- [AIM OF THE TASK]
Scan each line of the records for the word "this" and extract the ones that have it.

[Rows from a dataset]

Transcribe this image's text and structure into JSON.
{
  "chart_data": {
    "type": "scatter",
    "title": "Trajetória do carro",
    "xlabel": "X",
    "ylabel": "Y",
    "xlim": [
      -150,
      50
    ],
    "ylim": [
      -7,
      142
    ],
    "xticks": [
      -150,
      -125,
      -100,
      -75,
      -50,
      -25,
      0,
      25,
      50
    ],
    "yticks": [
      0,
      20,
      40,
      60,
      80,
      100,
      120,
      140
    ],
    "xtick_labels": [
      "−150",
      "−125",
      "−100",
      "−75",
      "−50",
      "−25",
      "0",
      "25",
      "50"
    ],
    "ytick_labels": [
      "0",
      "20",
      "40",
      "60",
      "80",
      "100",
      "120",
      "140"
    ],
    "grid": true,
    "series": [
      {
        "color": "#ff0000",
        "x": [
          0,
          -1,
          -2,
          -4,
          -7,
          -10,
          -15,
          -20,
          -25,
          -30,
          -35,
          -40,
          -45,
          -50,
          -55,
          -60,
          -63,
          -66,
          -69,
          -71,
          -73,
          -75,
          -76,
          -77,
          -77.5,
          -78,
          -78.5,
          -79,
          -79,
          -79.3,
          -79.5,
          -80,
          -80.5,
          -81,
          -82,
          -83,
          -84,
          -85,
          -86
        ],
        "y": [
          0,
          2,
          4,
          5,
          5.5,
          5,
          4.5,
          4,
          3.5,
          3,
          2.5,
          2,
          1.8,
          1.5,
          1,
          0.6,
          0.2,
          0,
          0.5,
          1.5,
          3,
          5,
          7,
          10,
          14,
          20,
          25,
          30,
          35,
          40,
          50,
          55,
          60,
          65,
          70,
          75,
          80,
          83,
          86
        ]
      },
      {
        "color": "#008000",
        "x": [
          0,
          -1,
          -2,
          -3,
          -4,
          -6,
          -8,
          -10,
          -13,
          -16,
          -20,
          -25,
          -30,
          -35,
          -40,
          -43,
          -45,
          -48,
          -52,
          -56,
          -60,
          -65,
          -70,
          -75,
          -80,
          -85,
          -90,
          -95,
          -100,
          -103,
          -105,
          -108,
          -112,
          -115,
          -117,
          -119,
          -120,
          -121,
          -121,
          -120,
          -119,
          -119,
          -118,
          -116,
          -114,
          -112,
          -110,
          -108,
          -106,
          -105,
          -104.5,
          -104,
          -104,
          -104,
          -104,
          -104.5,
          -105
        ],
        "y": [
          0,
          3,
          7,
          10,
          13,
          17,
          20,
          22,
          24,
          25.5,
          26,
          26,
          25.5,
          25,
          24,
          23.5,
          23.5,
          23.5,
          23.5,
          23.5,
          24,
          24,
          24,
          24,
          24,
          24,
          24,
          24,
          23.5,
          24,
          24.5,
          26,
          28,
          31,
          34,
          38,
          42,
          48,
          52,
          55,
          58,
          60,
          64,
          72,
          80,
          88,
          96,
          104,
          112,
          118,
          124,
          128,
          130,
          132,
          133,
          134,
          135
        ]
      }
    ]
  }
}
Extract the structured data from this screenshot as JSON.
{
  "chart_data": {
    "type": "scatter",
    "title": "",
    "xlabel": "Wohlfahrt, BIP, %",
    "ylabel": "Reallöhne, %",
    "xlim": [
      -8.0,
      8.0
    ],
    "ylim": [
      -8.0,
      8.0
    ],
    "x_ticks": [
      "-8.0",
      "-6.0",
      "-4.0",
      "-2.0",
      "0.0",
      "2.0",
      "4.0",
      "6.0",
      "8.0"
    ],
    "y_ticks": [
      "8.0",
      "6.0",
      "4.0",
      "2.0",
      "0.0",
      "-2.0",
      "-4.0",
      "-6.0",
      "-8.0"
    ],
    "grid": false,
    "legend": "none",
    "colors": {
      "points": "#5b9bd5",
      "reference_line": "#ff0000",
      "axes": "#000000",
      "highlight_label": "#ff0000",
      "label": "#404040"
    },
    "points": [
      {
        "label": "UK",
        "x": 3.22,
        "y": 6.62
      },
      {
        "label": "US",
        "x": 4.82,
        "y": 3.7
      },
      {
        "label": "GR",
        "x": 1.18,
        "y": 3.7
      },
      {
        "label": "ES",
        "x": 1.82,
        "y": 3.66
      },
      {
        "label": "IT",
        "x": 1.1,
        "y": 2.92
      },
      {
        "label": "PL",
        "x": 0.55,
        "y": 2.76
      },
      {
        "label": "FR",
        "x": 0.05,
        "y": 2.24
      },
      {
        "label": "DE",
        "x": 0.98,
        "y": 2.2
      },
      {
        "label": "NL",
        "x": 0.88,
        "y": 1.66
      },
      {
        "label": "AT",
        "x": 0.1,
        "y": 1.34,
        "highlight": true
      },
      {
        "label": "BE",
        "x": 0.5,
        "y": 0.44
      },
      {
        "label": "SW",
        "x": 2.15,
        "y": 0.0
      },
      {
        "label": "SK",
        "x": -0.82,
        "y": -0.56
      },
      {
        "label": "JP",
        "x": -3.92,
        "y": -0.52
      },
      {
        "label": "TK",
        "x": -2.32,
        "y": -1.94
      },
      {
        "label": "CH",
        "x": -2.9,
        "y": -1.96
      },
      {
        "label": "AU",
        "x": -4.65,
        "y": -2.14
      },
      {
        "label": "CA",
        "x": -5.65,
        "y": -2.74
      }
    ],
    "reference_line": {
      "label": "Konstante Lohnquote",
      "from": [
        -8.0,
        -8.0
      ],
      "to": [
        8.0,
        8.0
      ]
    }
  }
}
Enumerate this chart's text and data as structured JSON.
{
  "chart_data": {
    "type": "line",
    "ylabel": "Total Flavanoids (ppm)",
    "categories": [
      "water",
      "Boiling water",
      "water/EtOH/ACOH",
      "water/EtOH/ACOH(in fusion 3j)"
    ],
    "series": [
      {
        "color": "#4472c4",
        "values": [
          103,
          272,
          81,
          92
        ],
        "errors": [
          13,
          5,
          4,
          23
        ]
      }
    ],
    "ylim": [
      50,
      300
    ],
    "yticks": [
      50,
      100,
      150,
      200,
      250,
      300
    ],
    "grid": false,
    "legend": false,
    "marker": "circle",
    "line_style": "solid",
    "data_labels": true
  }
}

- [SOLUTION TO THE EXERCISE]
Transcribe this image's text and structure into JSON.
Extract the structured data from this screenshot as JSON.
Enumerate this chart's text and data as structured JSON.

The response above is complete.